AIM: Locate each line holding the string "selected" and copy it.

+++

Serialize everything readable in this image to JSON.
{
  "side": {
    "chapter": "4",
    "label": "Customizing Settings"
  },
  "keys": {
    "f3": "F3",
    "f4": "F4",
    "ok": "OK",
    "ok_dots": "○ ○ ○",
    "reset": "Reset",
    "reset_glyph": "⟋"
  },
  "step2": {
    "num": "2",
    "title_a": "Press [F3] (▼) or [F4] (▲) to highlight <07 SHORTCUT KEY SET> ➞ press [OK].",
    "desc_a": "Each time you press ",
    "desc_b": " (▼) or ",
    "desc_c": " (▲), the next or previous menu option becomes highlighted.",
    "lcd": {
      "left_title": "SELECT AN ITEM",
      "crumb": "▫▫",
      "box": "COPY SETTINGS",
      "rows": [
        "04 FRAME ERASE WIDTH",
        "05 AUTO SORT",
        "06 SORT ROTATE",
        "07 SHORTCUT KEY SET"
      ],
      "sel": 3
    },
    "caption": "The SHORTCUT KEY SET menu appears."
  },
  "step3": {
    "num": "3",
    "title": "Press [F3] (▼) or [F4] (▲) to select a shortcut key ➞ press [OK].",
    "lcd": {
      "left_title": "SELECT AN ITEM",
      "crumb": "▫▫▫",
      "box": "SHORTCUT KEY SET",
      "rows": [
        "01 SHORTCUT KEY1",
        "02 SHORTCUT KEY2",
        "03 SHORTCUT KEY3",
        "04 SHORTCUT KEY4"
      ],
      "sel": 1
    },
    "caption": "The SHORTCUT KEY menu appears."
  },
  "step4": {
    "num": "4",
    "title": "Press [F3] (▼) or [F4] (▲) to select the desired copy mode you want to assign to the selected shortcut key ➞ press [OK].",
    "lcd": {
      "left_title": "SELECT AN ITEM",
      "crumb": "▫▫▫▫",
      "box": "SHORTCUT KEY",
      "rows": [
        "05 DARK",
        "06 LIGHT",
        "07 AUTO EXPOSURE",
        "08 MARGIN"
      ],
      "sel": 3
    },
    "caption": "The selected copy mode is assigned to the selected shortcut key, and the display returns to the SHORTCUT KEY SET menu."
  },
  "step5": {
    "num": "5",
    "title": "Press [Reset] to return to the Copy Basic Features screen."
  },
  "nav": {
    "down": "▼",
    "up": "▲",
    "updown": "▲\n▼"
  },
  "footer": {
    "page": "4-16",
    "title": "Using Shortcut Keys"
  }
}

+++

SOLVED PROBLEM:
    "title": "Press [F3] (▼) or [F4] (▲) to select the desired copy mode you want to assign to the selected shortcut key ➞ press [OK].",
    "caption": "The selected copy mode is assigned to the selected shortcut key, and the display returns to the SHORTCUT KEY SET menu."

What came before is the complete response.